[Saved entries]
────────────────

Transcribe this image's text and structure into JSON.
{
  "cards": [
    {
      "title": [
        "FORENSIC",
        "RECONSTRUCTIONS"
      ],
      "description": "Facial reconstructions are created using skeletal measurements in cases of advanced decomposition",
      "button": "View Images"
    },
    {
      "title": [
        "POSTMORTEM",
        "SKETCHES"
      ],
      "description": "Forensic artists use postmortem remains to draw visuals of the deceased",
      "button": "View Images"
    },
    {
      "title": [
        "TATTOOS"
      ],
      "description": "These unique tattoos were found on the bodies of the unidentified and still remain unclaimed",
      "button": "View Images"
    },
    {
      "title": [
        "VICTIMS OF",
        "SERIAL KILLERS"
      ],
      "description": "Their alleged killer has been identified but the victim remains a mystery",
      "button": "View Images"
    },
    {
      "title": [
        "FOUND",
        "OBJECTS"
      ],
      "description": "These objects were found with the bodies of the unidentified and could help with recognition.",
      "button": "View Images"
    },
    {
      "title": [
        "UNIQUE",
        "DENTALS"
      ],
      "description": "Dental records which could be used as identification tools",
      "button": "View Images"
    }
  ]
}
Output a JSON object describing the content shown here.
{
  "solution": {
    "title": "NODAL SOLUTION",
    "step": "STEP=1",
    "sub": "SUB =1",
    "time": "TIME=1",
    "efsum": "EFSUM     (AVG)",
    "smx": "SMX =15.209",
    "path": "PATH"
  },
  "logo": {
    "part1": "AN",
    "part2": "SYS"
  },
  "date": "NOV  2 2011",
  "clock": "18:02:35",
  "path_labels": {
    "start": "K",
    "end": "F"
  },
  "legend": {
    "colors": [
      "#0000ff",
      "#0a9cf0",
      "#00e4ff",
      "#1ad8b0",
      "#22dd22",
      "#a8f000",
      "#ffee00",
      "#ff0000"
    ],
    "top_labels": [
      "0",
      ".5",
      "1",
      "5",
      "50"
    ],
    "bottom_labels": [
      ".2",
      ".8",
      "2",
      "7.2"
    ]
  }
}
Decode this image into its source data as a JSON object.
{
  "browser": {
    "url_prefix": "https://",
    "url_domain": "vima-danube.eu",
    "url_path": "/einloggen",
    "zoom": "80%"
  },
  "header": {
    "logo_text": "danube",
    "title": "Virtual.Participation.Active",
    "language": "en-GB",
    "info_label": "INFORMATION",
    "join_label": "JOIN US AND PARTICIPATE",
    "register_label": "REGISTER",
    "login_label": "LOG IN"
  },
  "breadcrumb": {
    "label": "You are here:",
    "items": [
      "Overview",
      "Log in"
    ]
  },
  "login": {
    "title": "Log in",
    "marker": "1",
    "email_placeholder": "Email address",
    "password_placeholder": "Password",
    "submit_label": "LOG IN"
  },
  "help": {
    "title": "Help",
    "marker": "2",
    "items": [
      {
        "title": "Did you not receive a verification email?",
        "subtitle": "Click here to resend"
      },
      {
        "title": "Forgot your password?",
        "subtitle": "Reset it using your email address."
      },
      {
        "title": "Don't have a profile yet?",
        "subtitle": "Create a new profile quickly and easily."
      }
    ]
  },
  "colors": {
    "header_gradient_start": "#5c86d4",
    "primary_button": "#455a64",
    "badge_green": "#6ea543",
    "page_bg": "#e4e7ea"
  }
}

────────────────

Pick out every line holding the string "could" and return it.

EXERCISE SOLUTION:
      "description": "These objects were found with the bodies of the unidentified and could help with recognition.",
      "description": "Dental records which could be used as identification tools",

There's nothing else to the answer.